- **WHAT THIS TASK INVOLVES**
Repeat the entire listing exactly as written.

-- START OF INPUT ROWS --

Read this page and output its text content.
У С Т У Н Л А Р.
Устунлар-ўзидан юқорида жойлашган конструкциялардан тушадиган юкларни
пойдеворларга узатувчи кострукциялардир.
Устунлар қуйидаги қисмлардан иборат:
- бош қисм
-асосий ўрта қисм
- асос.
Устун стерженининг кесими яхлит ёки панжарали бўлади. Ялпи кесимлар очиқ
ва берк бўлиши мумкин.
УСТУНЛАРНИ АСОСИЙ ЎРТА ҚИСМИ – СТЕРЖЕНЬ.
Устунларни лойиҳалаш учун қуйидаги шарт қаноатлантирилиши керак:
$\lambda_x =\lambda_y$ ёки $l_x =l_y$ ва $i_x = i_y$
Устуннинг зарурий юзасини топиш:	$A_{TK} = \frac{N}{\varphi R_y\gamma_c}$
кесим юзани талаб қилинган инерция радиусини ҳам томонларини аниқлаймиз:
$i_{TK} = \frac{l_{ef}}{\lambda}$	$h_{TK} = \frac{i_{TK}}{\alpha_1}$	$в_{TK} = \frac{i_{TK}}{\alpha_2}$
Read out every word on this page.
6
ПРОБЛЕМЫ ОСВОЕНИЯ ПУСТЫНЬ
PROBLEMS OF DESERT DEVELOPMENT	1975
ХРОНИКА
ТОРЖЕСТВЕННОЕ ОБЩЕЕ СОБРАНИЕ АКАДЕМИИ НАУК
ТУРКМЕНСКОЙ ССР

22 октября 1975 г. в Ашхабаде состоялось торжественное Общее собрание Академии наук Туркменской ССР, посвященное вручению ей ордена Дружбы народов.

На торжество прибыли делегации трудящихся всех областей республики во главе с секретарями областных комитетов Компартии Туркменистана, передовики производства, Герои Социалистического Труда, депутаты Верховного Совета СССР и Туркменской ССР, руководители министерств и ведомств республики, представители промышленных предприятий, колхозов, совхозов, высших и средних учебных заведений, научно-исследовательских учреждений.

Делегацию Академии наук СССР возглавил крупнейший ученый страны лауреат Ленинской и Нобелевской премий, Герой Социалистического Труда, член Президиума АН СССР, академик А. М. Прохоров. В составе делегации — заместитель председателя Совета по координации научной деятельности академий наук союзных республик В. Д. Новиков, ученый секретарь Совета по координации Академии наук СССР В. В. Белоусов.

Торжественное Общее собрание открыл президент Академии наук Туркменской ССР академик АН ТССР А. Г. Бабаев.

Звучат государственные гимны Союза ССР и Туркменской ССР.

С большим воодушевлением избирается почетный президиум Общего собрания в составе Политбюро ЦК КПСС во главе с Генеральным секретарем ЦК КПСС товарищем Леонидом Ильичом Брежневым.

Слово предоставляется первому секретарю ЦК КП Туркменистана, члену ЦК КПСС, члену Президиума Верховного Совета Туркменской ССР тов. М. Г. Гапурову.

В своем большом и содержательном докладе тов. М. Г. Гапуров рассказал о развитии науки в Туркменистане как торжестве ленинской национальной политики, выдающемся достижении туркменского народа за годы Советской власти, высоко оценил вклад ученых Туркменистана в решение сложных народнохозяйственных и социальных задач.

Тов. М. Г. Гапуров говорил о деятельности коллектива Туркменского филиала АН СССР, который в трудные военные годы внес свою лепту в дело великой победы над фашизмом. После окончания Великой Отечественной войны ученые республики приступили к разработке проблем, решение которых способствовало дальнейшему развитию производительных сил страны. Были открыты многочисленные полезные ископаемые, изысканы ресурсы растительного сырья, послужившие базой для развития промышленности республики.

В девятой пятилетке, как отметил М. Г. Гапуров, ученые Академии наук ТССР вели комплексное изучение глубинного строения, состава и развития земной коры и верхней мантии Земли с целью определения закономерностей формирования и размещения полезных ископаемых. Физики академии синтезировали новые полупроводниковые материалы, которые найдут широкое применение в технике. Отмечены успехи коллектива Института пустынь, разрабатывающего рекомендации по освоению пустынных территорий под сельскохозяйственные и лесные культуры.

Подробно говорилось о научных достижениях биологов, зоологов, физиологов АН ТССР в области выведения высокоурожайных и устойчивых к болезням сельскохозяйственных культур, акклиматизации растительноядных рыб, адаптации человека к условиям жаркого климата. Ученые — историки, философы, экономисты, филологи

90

-- END OF INPUT ROWS --

- **REPLY**
Read this page and output its text content.
У С Т У Н Л А Р.
Устунлар-ўзидан юқорида жойлашган конструкциялардан тушадиган юкларни
пойдеворларга узатувчи кострукциялардир.
Устунлар қуйидаги қисмлардан иборат:
- бош қисм
-асосий ўрта қисм
- асос.
Устун стерженининг кесими яхлит ёки панжарали бўлади. Ялпи кесимлар очиқ
ва берк бўлиши мумкин.
УСТУНЛАРНИ АСОСИЙ ЎРТА ҚИСМИ – СТЕРЖЕНЬ.
Устунларни лойиҳалаш учун қуйидаги шарт қаноатлантирилиши керак:
$\lambda_x =\lambda_y$ ёки $l_x =l_y$ ва $i_x = i_y$
Устуннинг зарурий юзасини топиш:	$A_{TK} = \frac{N}{\varphi R_y\gamma_c}$
кесим юзани талаб қилинган инерция радиусини ҳам томонларини аниқлаймиз:
$i_{TK} = \frac{l_{ef}}{\lambda}$	$h_{TK} = \frac{i_{TK}}{\alpha_1}$	$в_{TK} = \frac{i_{TK}}{\alpha_2}$
Read out every word on this page.
6
ПРОБЛЕМЫ ОСВОЕНИЯ ПУСТЫНЬ
PROBLEMS OF DESERT DEVELOPMENT	1975
ХРОНИКА
ТОРЖЕСТВЕННОЕ ОБЩЕЕ СОБРАНИЕ АКАДЕМИИ НАУК
ТУРКМЕНСКОЙ ССР

22 октября 1975 г. в Ашхабаде состоялось торжественное Общее собрание Академии наук Туркменской ССР, посвященное вручению ей ордена Дружбы народов.

На торжество прибыли делегации трудящихся всех областей республики во главе с секретарями областных комитетов Компартии Туркменистана, передовики производства, Герои Социалистического Труда, депутаты Верховного Совета СССР и Туркменской ССР, руководители министерств и ведомств республики, представители промышленных предприятий, колхозов, совхозов, высших и средних учебных заведений, научно-исследовательских учреждений.

Делегацию Академии наук СССР возглавил крупнейший ученый страны лауреат Ленинской и Нобелевской премий, Герой Социалистического Труда, член Президиума АН СССР, академик А. М. Прохоров. В составе делегации — заместитель председателя Совета по координации научной деятельности академий наук союзных республик В. Д. Новиков, ученый секретарь Совета по координации Академии наук СССР В. В. Белоусов.

Торжественное Общее собрание открыл президент Академии наук Туркменской ССР академик АН ТССР А. Г. Бабаев.

Звучат государственные гимны Союза ССР и Туркменской ССР.

С большим воодушевлением избирается почетный президиум Общего собрания в составе Политбюро ЦК КПСС во главе с Генеральным секретарем ЦК КПСС товарищем Леонидом Ильичом Брежневым.

Слово предоставляется первому секретарю ЦК КП Туркменистана, члену ЦК КПСС, члену Президиума Верховного Совета Туркменской ССР тов. М. Г. Гапурову.

В своем большом и содержательном докладе тов. М. Г. Гапуров рассказал о развитии науки в Туркменистане как торжестве ленинской национальной политики, выдающемся достижении туркменского народа за годы Советской власти, высоко оценил вклад ученых Туркменистана в решение сложных народнохозяйственных и социальных задач.

Тов. М. Г. Гапуров говорил о деятельности коллектива Туркменского филиала АН СССР, который в трудные военные годы внес свою лепту в дело великой победы над фашизмом. После окончания Великой Отечественной войны ученые республики приступили к разработке проблем, решение которых способствовало дальнейшему развитию производительных сил страны. Были открыты многочисленные полезные ископаемые, изысканы ресурсы растительного сырья, послужившие базой для развития промышленности республики.

В девятой пятилетке, как отметил М. Г. Гапуров, ученые Академии наук ТССР вели комплексное изучение глубинного строения, состава и развития земной коры и верхней мантии Земли с целью определения закономерностей формирования и размещения полезных ископаемых. Физики академии синтезировали новые полупроводниковые материалы, которые найдут широкое применение в технике. Отмечены успехи коллектива Института пустынь, разрабатывающего рекомендации по освоению пустынных территорий под сельскохозяйственные и лесные культуры.

Подробно говорилось о научных достижениях биологов, зоологов, физиологов АН ТССР в области выведения высокоурожайных и устойчивых к болезням сельскохозяйственных культур, акклиматизации растительноядных рыб, адаптации человека к условиям жаркого климата. Ученые — историки, философы, экономисты, филологи

90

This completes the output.